* [Dataset entries]:

— begin —

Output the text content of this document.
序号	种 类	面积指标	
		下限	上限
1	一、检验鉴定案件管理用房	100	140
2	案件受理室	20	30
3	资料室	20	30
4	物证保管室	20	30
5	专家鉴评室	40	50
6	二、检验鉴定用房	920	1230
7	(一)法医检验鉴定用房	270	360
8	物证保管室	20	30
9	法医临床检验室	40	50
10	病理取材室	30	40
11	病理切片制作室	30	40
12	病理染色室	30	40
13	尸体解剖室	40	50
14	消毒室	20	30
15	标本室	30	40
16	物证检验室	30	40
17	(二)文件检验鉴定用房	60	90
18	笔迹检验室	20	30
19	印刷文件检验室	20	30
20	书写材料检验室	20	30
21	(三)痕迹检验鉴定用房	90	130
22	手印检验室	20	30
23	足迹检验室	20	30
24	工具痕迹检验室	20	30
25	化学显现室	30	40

— end —

* [Exercise task]:
Repeat each record exactly. Omit nothing.

* [The solution]:
Output the text content of this document.
序号	种 类	面积指标	
		下限	上限
1	一、检验鉴定案件管理用房	100	140
2	案件受理室	20	30
3	资料室	20	30
4	物证保管室	20	30
5	专家鉴评室	40	50
6	二、检验鉴定用房	920	1230
7	(一)法医检验鉴定用房	270	360
8	物证保管室	20	30
9	法医临床检验室	40	50
10	病理取材室	30	40
11	病理切片制作室	30	40
12	病理染色室	30	40
13	尸体解剖室	40	50
14	消毒室	20	30
15	标本室	30	40
16	物证检验室	30	40
17	(二)文件检验鉴定用房	60	90
18	笔迹检验室	20	30
19	印刷文件检验室	20	30
20	书写材料检验室	20	30
21	(三)痕迹检验鉴定用房	90	130
22	手印检验室	20	30
23	足迹检验室	20	30
24	工具痕迹检验室	20	30
25	化学显现室	30	40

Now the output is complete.